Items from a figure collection
* * * * *
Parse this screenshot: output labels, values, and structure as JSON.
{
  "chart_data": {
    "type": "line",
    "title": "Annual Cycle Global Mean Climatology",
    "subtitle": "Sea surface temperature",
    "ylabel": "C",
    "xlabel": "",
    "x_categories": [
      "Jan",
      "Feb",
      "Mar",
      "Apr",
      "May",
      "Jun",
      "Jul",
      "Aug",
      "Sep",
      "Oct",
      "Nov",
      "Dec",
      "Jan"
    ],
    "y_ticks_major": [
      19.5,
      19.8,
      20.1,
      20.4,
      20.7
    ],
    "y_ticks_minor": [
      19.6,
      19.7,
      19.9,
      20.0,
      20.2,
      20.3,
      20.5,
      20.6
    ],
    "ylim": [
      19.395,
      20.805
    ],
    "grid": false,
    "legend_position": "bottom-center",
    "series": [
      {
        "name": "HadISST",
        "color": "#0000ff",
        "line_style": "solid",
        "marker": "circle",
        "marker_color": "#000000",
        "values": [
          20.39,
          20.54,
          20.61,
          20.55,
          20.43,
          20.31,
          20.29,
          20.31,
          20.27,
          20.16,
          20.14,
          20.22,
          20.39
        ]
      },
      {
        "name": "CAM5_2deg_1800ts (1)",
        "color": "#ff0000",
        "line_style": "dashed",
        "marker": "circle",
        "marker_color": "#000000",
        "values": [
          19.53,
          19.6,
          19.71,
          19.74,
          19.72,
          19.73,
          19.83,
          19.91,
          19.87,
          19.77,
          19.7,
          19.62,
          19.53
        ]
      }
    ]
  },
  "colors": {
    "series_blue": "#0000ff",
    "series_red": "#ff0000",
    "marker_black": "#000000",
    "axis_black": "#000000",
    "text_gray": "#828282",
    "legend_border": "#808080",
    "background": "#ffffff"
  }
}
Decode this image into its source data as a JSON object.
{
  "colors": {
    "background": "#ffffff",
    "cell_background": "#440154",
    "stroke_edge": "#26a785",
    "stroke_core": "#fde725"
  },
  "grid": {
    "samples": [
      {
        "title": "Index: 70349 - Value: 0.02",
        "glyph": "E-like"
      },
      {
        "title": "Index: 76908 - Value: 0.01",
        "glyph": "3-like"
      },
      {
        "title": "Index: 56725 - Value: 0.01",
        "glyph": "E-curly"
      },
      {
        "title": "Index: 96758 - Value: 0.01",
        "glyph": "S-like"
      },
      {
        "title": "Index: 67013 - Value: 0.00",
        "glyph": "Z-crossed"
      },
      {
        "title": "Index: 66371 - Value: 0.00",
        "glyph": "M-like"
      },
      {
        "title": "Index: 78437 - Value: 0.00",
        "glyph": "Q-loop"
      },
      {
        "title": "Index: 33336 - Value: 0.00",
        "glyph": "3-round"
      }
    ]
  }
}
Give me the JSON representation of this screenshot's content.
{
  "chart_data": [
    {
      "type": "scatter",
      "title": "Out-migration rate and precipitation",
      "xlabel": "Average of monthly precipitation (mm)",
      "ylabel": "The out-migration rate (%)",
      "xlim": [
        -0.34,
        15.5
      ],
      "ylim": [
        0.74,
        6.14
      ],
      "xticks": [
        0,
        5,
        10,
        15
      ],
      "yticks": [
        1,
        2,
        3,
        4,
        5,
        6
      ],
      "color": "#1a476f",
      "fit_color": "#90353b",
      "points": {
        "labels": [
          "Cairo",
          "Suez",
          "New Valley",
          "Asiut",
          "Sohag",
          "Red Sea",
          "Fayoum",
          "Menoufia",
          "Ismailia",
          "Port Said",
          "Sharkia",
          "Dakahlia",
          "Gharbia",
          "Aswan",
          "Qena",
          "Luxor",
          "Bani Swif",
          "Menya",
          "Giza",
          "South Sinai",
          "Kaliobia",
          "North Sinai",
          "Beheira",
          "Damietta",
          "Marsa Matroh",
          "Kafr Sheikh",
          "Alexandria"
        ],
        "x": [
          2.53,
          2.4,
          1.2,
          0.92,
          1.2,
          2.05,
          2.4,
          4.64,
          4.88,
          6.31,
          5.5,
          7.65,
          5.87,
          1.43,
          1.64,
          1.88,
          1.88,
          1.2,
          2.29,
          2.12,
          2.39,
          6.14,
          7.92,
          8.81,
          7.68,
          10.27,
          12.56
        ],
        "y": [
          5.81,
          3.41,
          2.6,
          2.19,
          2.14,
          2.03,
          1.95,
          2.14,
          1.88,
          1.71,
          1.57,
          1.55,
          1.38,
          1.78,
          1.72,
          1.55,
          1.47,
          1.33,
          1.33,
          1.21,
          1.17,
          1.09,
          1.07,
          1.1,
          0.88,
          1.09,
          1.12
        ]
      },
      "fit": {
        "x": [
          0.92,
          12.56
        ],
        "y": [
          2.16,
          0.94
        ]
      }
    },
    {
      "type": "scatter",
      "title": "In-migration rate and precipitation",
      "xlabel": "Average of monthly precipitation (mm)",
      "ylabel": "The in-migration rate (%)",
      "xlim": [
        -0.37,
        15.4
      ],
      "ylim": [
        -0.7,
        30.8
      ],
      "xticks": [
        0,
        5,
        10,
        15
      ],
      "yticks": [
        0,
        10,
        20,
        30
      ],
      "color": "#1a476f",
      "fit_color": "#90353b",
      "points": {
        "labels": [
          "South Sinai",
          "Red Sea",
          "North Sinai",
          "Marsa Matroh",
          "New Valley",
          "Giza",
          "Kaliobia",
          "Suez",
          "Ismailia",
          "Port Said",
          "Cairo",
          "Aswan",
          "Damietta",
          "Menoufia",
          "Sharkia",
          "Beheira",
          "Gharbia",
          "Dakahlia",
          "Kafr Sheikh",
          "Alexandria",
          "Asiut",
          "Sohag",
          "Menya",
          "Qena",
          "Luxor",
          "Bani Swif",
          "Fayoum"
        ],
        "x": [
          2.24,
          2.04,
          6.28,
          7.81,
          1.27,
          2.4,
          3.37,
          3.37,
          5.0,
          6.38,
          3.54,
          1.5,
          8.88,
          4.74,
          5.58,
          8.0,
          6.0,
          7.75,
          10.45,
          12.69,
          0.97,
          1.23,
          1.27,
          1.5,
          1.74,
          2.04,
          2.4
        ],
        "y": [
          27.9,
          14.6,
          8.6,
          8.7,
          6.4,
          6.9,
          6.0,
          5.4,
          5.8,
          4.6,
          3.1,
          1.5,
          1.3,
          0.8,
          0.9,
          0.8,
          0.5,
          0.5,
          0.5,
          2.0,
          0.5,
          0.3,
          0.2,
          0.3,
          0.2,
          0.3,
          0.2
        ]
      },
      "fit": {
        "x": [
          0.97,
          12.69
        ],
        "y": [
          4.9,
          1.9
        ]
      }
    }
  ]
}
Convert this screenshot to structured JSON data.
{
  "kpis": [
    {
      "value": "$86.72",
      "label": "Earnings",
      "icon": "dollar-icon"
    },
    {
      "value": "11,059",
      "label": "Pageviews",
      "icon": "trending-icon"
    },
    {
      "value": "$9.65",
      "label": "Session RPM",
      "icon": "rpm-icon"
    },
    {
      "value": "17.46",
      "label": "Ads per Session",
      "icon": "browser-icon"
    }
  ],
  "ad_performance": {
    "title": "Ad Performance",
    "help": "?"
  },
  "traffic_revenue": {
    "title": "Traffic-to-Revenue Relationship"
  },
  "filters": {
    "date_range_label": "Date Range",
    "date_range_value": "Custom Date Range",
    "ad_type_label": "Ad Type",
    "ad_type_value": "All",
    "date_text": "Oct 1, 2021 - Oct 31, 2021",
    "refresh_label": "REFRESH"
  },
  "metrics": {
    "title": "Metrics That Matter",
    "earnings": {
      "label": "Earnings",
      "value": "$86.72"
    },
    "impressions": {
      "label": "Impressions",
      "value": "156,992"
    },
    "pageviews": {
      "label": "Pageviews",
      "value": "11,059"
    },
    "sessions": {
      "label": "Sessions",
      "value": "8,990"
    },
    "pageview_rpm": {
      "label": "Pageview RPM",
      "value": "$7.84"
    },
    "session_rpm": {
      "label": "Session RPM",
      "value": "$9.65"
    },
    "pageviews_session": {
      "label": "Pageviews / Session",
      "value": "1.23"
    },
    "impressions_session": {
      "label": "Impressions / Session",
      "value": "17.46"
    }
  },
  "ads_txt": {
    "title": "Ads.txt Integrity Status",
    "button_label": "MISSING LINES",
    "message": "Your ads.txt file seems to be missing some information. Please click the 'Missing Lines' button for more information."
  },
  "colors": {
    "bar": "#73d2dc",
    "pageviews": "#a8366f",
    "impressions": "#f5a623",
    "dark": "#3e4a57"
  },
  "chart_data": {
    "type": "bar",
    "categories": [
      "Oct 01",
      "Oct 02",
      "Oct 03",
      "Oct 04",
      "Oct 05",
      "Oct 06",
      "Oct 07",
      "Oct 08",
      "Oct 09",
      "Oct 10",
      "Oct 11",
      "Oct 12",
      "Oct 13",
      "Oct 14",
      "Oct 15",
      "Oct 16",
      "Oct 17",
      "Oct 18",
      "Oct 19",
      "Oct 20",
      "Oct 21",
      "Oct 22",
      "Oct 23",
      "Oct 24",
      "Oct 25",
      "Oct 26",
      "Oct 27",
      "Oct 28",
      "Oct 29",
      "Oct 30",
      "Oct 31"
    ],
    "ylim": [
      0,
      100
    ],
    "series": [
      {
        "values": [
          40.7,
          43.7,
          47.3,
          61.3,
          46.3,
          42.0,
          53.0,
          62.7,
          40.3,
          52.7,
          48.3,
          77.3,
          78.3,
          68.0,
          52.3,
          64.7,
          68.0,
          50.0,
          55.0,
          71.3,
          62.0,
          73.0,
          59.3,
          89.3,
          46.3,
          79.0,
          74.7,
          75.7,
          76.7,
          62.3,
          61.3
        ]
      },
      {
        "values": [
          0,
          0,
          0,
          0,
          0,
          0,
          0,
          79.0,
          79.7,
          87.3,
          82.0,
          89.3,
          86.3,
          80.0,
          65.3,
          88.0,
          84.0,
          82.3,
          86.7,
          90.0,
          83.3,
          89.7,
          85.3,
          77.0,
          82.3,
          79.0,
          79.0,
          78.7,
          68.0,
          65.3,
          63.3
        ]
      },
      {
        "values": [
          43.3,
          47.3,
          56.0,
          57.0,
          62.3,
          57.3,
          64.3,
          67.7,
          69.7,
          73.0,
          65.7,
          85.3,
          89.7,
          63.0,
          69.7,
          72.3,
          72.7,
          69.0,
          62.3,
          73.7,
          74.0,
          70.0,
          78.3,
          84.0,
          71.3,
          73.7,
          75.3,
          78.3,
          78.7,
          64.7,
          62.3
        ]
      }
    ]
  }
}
* * * * *
**Exercise goal:**
Among the lines above, count those containing the word "this" and give nothing but the result.

**Worked solution:**
4